Work through the data below line by line and say how many lines hold "text"; give only the number.

═════ DATASET RECORDS

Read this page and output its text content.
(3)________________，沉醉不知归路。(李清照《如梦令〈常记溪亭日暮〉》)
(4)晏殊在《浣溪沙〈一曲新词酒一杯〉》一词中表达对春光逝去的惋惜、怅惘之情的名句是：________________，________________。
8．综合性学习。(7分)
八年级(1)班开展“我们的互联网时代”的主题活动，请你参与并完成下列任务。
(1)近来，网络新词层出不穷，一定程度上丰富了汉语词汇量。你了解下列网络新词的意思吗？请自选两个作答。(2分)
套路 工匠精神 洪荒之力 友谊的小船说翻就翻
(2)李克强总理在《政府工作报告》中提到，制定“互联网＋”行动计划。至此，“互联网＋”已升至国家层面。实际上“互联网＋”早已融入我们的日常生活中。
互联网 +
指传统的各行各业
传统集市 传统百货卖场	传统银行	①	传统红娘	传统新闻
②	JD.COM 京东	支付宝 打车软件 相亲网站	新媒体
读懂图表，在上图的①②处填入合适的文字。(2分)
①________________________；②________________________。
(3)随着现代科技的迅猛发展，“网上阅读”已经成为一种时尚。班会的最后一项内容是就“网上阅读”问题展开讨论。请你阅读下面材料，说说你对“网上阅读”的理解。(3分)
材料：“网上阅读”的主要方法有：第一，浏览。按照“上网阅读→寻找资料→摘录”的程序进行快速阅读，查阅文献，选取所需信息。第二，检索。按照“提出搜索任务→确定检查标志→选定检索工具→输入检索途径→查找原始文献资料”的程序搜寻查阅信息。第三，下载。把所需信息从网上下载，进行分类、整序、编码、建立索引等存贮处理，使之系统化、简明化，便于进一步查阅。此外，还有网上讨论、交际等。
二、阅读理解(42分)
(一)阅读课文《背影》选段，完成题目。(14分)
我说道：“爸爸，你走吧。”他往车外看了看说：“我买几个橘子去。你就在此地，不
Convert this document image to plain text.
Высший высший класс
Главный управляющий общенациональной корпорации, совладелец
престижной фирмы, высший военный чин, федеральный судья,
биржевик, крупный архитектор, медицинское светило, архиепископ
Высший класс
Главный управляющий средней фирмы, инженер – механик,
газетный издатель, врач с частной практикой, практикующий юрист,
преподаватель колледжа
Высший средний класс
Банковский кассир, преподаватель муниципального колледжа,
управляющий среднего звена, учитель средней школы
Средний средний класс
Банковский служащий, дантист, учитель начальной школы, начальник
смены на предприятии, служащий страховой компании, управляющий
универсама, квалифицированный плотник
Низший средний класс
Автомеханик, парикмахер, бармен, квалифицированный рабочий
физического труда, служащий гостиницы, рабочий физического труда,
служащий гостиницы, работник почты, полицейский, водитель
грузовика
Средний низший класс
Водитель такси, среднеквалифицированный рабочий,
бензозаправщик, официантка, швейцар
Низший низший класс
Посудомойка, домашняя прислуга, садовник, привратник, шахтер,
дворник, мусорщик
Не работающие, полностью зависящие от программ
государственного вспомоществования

══════════

TASK RESPONSE: 2